**To be done**. Using the entries that follow, collect the lines where the word "point" appears.

**Records for this task**.
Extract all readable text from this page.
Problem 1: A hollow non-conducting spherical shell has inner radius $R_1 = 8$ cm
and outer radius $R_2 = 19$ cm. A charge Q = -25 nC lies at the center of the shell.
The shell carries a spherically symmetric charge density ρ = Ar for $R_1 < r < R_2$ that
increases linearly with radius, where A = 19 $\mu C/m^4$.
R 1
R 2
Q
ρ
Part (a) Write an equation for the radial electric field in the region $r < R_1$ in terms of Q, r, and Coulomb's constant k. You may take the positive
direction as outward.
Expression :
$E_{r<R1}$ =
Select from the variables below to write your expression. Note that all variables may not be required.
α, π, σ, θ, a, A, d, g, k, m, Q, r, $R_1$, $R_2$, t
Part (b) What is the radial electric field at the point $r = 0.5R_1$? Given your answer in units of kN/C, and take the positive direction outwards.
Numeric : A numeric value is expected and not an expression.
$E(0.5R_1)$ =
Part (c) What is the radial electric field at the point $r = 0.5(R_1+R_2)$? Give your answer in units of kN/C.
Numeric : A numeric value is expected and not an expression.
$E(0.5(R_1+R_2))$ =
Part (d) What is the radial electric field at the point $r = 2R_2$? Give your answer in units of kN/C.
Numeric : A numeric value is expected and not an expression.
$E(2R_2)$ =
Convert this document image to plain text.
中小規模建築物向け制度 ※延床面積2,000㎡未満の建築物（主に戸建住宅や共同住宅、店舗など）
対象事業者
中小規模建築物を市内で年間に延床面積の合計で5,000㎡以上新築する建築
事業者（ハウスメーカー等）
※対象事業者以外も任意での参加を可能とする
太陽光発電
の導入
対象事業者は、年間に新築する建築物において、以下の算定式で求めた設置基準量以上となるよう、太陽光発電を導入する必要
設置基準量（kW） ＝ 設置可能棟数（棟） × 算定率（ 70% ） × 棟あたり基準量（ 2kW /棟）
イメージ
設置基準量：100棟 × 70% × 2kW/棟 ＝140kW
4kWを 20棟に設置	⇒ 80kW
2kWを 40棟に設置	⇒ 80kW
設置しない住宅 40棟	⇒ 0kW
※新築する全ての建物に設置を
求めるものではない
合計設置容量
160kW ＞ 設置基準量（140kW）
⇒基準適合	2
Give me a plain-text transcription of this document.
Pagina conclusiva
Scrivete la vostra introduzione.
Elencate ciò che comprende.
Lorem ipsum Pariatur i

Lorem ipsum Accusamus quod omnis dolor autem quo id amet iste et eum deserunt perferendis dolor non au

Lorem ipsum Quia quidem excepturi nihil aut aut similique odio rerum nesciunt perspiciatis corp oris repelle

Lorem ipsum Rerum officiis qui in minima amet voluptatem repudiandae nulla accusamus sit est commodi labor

**Answer in full**.
Part (b) What is the radial electric field at the point $r = 0.5R_1$? Given your answer in units of kN/C, and take the positive direction outwards.
Part (c) What is the radial electric field at the point $r = 0.5(R_1+R_2)$? Give your answer in units of kN/C.
Part (d) What is the radial electric field at the point $r = 2R_2$? Give your answer in units of kN/C.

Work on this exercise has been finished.